GIVEN EXERCISE ->
Scan the lines below for the string "size" and copy every one that has it.

PROVIDED MATERIAL ->
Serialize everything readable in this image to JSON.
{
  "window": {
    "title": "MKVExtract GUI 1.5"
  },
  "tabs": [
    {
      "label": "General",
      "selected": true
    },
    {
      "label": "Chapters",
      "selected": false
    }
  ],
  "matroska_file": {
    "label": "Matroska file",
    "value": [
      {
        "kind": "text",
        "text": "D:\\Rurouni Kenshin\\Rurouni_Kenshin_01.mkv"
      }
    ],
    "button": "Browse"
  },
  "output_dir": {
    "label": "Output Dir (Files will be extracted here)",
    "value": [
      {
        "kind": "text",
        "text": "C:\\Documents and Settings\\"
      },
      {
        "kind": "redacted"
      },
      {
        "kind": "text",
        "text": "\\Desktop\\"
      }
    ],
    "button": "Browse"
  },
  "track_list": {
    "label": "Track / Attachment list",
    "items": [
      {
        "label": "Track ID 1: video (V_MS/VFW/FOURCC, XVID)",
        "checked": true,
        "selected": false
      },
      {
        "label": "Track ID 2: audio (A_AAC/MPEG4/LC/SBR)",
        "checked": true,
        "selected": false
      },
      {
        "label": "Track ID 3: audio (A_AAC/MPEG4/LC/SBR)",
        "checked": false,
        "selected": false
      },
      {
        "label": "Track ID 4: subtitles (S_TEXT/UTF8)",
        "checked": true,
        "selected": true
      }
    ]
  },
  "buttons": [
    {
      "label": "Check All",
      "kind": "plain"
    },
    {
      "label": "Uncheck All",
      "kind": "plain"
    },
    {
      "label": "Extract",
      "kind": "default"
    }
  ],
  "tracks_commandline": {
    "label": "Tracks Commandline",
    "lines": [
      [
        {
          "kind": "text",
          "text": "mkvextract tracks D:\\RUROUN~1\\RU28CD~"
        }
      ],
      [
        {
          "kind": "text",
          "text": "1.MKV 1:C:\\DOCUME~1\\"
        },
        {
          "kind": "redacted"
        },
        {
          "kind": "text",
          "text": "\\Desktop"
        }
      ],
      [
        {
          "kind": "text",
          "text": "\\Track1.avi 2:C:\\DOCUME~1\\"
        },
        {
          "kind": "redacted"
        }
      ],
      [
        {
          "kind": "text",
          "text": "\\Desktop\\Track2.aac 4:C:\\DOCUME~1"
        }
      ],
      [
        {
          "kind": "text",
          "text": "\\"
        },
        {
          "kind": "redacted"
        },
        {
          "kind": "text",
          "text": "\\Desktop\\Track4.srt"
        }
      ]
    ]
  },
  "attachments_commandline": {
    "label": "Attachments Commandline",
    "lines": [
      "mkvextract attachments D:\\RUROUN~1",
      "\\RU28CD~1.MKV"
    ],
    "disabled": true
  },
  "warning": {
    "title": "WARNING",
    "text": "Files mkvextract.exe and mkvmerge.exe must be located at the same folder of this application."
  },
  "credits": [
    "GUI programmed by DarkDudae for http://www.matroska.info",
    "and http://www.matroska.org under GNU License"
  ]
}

--

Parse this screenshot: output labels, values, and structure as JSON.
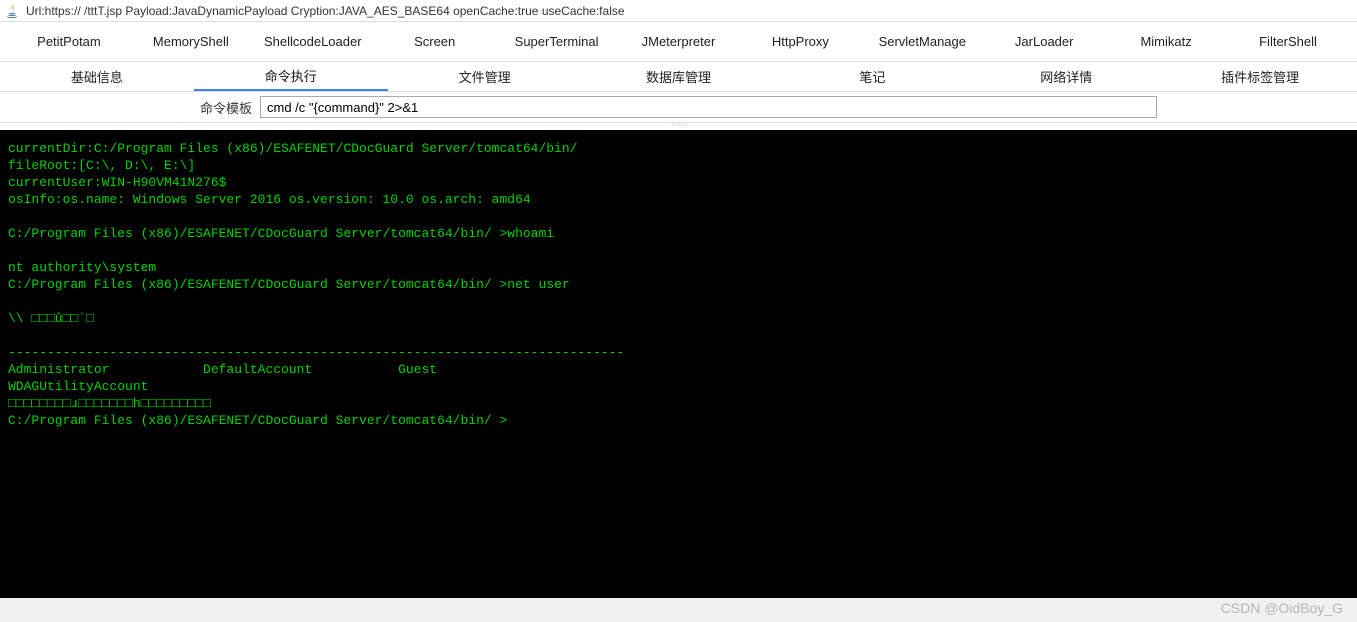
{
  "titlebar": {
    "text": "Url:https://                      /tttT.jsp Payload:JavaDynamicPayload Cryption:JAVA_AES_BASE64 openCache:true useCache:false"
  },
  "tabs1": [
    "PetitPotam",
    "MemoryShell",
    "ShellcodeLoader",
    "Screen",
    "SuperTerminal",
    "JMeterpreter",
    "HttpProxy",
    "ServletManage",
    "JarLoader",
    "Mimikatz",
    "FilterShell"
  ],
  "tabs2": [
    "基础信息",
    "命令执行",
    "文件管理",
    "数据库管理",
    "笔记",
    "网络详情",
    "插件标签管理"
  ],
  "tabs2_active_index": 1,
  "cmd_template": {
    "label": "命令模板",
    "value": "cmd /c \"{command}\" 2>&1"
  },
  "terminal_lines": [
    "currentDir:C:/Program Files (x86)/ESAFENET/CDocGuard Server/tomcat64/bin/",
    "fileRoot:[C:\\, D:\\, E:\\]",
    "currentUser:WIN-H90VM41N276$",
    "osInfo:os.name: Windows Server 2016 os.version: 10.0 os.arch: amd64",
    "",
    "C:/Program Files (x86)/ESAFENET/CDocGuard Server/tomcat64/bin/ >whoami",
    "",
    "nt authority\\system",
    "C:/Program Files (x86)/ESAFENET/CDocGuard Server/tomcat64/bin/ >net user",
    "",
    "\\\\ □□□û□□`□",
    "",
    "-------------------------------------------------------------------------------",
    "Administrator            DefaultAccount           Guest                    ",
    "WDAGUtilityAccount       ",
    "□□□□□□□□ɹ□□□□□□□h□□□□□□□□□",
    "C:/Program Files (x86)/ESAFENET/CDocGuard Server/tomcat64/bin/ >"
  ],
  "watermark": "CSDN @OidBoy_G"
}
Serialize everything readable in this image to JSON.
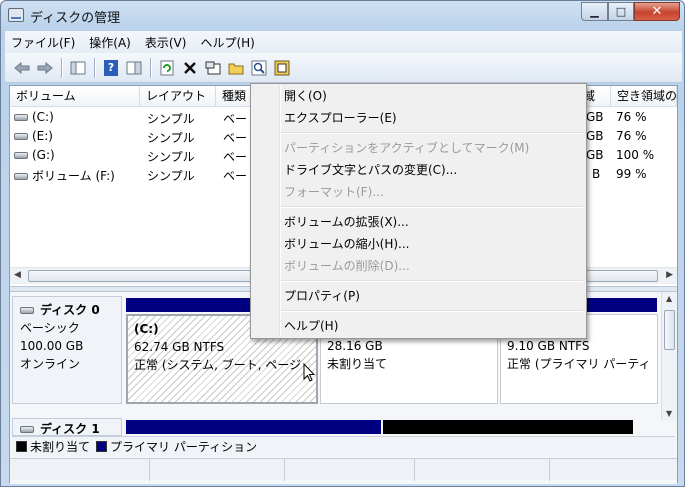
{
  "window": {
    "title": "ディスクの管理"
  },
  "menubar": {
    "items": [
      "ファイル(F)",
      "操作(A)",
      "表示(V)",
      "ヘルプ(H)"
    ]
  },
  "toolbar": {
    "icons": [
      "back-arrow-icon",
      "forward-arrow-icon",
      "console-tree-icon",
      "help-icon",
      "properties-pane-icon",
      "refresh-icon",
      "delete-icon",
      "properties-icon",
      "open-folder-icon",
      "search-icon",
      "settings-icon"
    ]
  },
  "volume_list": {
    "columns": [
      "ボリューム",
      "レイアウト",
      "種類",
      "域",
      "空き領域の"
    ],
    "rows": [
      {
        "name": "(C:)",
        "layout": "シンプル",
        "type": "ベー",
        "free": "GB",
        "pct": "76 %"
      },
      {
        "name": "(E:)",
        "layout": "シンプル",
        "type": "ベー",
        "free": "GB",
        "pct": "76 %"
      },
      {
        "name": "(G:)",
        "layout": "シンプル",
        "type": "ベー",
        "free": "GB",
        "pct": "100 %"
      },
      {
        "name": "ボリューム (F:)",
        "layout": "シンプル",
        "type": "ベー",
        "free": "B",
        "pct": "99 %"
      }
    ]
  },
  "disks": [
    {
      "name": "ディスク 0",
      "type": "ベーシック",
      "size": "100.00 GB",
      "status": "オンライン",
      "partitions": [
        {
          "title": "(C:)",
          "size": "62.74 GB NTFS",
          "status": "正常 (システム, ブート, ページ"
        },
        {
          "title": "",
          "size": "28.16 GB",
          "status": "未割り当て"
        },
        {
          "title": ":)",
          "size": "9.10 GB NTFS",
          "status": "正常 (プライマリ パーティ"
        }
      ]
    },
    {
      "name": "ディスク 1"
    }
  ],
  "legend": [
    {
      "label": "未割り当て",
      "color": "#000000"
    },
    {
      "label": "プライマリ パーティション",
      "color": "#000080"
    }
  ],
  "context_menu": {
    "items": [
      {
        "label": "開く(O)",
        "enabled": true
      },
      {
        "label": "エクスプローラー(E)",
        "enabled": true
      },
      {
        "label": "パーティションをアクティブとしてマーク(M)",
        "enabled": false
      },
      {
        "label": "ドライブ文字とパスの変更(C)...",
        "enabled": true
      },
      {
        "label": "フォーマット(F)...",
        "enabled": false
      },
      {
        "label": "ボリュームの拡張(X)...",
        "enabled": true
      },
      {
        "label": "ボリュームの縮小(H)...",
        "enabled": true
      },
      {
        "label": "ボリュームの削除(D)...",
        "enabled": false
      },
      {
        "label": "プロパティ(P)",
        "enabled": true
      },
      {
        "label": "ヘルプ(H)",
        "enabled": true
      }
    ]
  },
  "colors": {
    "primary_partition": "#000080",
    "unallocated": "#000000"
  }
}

FINISHED EXERCISE ->
      "size": "100.00 GB",
          "size": "62.74 GB NTFS",
          "size": "28.16 GB",
          "size": "9.10 GB NTFS",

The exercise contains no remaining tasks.